EXTRACT PROVIDED ::
════════════════════
The monkey behind CCE

Adrian Tennant

I was recently at a conference in India where I heard a story about a monkey who was given the task of watering some plants while the gardener was away. To check how much water to give each plant the monkey decided to pull each one out and measure the roots. It would then give each plant an amount of water based on the length of its roots.

Over the past 18 months I’ve run courses on CCE in a number of states throughout India, from West Bengal in the East to Tamil Nadu in the South and Maharashtra in the West. In each state I’ve seen this same monkey lurking in the background. The potential danger of measuring pupils by actually disrupting their growth – but why might this be the case and can we stop it from happening?

CCE has a huge potential in India and can really be a positive way of assessing pupils. Rather than measuring just what they can produce at set times of the year, CCE can measure progress and process as well as the product. But to do this it needs to be implemented effectively.

First of all, it’s important to realize that the framework developed by the CBSE is just that – a framework. It isn’t meant to be prescriptive, it’s meant to be something that each state can adapt to suit its textbooks and perceived needs. Unfortunately, this is not always the case – and this is the first instance where I can see the monkey getting in on the act here if we aren’t careful.

The second thing to note is that the main premise behind CCE is that assessment is an integral part of the lesson and the same activities that were used for teaching/learning can be used for assessment. In fact, for the children there is no noticeable difference between the two things. And, for teachers it is possible to actually assess while the teaching is taking place. CCE does NOT mean having more tests spread throughout the year.
════════════════════
(Bounding box entries)
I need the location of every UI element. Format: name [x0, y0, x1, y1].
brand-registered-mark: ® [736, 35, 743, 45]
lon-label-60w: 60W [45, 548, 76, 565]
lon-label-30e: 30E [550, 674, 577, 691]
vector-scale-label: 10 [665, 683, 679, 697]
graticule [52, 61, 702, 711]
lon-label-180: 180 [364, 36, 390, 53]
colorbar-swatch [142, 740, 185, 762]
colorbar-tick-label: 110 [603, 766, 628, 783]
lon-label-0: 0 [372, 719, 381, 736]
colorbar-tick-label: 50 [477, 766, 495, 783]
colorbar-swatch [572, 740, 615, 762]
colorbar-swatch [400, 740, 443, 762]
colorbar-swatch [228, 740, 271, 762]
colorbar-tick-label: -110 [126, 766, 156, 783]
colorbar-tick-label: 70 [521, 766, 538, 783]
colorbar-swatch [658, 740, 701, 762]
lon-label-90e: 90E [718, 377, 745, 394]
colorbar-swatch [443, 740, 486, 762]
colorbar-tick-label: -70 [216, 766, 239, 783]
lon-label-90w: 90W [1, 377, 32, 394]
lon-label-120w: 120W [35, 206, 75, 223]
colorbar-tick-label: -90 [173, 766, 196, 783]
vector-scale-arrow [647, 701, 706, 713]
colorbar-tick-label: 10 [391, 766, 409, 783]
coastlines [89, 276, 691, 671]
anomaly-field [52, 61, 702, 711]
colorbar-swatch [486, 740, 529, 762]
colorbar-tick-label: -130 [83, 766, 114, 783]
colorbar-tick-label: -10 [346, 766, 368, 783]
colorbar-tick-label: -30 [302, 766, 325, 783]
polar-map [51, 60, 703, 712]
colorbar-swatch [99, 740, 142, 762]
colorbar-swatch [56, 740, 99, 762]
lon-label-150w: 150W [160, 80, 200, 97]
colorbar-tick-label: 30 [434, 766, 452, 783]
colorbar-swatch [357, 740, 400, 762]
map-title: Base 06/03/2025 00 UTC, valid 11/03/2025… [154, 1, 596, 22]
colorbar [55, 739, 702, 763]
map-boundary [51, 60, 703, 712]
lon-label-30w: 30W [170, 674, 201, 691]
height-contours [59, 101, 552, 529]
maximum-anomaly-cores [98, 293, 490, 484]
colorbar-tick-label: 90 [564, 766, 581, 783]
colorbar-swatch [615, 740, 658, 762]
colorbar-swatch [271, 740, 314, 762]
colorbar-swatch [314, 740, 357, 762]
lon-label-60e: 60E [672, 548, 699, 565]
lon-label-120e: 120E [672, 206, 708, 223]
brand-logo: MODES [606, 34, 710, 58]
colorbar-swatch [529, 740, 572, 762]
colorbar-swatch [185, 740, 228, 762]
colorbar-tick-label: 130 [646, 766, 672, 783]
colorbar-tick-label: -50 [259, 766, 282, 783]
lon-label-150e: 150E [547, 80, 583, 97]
════════════════════
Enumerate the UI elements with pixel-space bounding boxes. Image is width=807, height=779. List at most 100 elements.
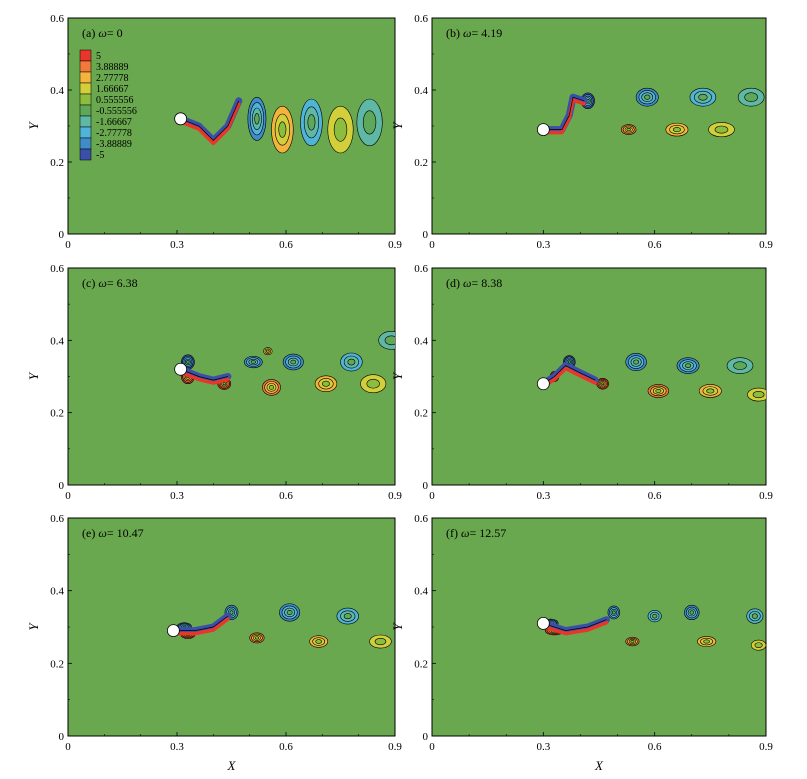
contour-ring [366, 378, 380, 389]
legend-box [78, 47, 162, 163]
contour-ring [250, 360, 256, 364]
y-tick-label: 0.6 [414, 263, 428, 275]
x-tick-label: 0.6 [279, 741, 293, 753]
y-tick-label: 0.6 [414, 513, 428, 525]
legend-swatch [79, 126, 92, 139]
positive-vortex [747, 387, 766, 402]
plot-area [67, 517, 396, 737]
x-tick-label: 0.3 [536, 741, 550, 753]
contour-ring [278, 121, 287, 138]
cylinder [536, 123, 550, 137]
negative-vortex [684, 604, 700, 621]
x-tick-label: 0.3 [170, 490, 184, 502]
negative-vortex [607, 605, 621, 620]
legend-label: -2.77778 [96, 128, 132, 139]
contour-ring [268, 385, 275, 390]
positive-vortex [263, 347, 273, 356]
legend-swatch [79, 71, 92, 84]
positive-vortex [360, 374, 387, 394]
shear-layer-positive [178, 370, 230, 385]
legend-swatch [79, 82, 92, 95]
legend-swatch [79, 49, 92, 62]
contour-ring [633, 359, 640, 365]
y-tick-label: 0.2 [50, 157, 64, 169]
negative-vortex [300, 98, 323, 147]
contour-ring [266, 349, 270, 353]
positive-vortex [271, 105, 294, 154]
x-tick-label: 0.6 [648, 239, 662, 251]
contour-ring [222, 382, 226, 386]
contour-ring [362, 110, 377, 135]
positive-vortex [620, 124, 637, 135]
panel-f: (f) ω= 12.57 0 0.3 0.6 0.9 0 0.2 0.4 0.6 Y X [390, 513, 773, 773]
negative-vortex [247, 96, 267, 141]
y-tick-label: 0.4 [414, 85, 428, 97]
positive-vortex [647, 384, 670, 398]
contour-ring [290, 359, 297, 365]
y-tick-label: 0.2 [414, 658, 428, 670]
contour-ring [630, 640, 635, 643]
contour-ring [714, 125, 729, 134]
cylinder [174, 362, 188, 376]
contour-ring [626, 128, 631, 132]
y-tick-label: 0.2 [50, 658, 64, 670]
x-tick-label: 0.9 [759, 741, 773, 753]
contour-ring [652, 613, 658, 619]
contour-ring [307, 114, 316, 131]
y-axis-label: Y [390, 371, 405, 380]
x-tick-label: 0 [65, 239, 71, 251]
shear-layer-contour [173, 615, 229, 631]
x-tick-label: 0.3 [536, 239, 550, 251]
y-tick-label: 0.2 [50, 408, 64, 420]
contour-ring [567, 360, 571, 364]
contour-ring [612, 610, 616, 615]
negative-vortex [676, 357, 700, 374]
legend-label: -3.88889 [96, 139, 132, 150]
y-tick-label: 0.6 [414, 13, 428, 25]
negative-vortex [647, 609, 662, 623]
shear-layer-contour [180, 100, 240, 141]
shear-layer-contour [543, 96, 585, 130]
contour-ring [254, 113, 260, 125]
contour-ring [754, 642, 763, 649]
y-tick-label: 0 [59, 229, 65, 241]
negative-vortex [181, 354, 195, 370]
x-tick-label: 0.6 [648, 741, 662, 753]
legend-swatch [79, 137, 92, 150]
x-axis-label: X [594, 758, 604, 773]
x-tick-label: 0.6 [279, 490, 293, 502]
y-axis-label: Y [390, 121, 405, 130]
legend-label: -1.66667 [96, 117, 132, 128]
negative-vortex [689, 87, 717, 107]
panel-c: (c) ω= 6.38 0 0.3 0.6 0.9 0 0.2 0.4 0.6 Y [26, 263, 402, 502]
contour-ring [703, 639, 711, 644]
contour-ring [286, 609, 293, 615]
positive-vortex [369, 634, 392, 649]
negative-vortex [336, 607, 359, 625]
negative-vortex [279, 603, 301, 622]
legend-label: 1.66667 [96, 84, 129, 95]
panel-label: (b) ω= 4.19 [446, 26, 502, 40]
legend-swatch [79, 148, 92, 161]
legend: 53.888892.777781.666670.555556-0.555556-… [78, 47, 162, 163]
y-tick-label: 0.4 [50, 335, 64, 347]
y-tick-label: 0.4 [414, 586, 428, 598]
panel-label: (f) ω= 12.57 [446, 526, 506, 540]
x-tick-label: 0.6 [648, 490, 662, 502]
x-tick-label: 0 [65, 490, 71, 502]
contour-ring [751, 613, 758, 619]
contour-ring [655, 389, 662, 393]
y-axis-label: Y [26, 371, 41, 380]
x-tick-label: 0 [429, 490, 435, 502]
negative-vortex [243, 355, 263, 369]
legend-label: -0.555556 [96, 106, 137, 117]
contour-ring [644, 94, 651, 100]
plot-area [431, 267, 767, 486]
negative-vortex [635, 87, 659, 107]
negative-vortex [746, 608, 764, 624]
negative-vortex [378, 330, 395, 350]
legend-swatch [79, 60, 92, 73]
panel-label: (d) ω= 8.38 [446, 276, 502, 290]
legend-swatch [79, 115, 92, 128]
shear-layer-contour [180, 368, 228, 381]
════════════════════
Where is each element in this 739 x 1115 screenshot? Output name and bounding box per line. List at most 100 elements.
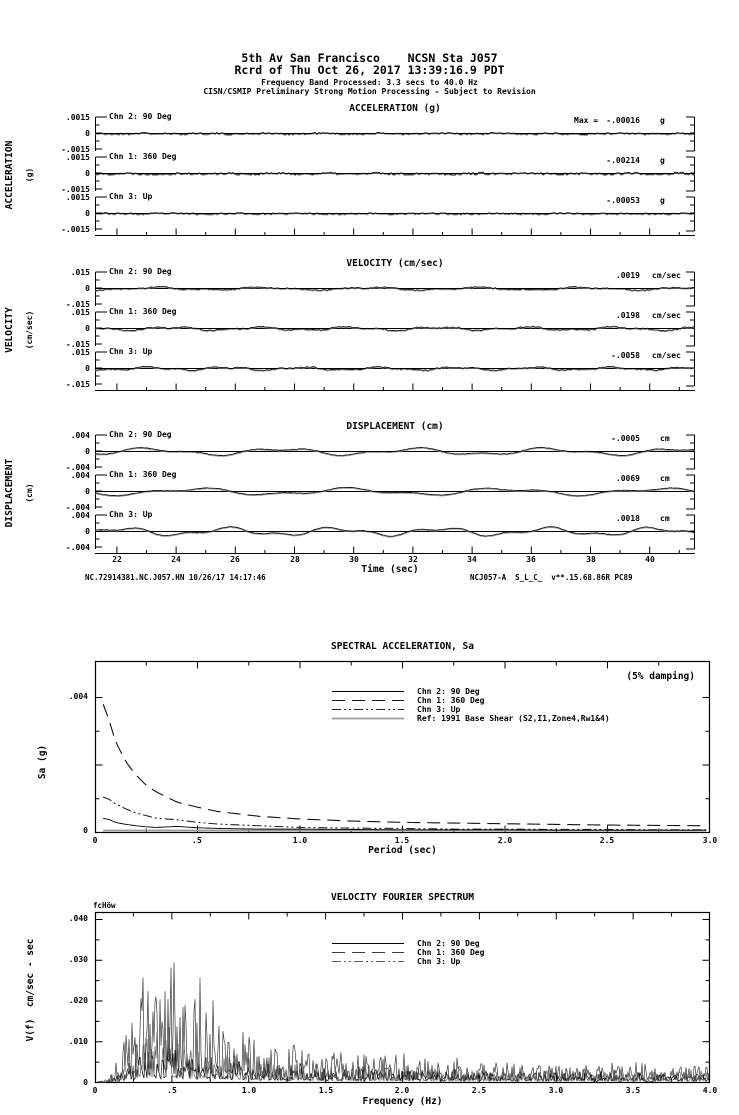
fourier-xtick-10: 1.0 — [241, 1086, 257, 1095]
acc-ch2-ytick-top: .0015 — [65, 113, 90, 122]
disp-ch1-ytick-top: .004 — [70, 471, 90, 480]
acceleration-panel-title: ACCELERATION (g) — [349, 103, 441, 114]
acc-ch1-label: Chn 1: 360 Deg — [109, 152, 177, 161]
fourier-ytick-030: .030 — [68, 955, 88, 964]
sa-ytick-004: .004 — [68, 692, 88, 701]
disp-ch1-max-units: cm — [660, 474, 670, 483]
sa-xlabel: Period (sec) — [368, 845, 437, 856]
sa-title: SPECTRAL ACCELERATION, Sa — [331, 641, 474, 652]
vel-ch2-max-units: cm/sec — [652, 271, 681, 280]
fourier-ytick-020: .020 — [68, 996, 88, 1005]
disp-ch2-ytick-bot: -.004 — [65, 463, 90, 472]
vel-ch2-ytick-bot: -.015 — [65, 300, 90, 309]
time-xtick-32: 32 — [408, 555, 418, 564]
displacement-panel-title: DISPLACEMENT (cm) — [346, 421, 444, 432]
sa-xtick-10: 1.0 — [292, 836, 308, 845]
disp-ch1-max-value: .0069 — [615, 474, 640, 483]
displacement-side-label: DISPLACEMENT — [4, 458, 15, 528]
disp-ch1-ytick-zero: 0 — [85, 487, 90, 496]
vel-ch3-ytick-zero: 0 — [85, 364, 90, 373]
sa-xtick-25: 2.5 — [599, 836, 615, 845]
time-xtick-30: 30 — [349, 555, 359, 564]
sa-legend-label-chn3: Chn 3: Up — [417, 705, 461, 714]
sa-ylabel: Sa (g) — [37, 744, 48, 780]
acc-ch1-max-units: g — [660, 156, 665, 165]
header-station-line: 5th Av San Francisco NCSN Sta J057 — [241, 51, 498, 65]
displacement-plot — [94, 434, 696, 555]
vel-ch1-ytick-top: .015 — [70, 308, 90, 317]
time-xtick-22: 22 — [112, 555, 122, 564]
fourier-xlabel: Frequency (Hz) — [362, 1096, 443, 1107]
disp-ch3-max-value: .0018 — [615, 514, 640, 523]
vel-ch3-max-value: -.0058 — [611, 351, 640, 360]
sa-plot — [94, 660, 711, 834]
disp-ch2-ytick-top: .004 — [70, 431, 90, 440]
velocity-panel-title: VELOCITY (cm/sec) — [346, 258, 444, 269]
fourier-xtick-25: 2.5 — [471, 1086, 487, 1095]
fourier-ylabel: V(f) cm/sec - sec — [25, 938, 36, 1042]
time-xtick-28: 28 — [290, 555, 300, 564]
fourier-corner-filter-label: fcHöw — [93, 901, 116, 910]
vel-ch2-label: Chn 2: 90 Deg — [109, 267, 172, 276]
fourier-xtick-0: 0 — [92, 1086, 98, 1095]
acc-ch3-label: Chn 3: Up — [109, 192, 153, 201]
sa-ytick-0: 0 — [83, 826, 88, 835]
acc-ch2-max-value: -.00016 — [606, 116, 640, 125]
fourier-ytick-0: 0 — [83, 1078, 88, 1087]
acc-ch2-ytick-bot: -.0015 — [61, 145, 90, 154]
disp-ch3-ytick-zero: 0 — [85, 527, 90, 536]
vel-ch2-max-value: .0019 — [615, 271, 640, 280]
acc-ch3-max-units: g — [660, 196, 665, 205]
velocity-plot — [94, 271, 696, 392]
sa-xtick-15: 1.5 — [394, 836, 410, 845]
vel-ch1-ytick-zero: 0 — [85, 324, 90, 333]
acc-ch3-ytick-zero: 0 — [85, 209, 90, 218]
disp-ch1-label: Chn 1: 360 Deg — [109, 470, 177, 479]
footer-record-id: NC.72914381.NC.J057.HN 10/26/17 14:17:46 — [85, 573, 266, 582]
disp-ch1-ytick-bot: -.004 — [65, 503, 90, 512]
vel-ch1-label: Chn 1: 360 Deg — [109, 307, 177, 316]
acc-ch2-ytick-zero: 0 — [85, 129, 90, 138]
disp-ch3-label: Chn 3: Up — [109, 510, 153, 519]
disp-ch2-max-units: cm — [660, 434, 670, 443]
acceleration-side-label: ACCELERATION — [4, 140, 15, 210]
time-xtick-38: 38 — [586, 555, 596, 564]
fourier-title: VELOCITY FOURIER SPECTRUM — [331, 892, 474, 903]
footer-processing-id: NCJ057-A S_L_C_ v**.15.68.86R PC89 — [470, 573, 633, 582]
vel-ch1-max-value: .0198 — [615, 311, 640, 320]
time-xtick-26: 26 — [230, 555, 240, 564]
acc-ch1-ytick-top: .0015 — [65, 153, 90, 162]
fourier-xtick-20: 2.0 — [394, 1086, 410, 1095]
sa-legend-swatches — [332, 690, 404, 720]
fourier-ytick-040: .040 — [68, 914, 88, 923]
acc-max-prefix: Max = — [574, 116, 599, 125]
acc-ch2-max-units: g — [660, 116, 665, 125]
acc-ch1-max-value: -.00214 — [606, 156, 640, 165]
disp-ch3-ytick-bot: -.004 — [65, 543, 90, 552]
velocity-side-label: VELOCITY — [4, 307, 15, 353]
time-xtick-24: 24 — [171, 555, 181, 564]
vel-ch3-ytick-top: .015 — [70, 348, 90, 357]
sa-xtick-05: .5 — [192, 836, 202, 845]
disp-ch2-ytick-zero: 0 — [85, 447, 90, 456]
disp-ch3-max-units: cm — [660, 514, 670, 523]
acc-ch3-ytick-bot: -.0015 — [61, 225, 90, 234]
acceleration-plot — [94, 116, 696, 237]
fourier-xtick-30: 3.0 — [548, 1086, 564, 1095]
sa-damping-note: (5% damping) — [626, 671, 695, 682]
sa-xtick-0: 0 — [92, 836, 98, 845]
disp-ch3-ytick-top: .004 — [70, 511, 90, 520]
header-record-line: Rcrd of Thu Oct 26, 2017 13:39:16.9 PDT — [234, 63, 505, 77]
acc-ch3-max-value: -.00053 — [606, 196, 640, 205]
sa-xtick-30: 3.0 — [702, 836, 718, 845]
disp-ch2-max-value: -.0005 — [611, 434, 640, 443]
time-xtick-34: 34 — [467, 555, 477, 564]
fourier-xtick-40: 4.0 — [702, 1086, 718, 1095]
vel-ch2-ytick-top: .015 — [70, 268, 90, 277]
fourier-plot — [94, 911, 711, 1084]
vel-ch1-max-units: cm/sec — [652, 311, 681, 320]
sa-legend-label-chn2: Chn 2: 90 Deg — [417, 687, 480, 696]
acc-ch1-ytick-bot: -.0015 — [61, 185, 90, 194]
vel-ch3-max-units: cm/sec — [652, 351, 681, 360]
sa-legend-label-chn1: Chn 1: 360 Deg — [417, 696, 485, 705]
════════════════════
REQUIRED TASK 1 :: According to the essay on CCE in India, what does CCE not mean?
REQUIRED TASK 2 :: Write the next part of the essay on CCE in India, picking up after its final sentence.

EXERCISE OUTPUT 1 :: It does not mean having more tests spread throughout the year.

EXERCISE OUTPUT 2 ::
Developing systems that match the textbooks and the learning outcomes of these textbooks is paramount. So far, the courses I’ve been running have been closely tied to the textbooks for each of the states. I’ve worked with teacher educators (often DIET lecturers) and state primary teachers on designing a practical system for CCE. One of the key issues we’ve tried to address is how to implement CCE in large classes of over 60.

And, here again I see the shadow of the monkey lurking. Many of the state curriculum documents talk about classes being learner-centred and activity based, yet the reality is that many classes are still very teacher-centred – the rhetoric simply does not match the reality. To be honest, this is hardly the fault of the teachers as they lack both the training and the support to make the switch. CCE will work in large classes where group work and pair work are typical. It will work in a learner-centred class, but not in one where the teacher still does most of the work.

Many people involved in education in India have realized that the current exam oriented system, while good for some, is actually harming the majority. A move towards a system that is more equitable and gives every pupil a chance to show what they can do, rather than what they can’t, has got to be good. CCE certainly has this potential but teachers need support to help them implement what at first glance appears to be a complex system.

Developing tools, frameworks that actually fit the textbooks of each state and training is the only way to make sure those teachers don’t become the monkey and start pulling up the pupils to check their roots.

The author is a freelance trainer, writer and consultant based in the UK. Over the years he has worked extensively in the region on projects including assessment, materials development, teacher training and trainer training. He can be reached at adrian.tennant@ntlworld.com.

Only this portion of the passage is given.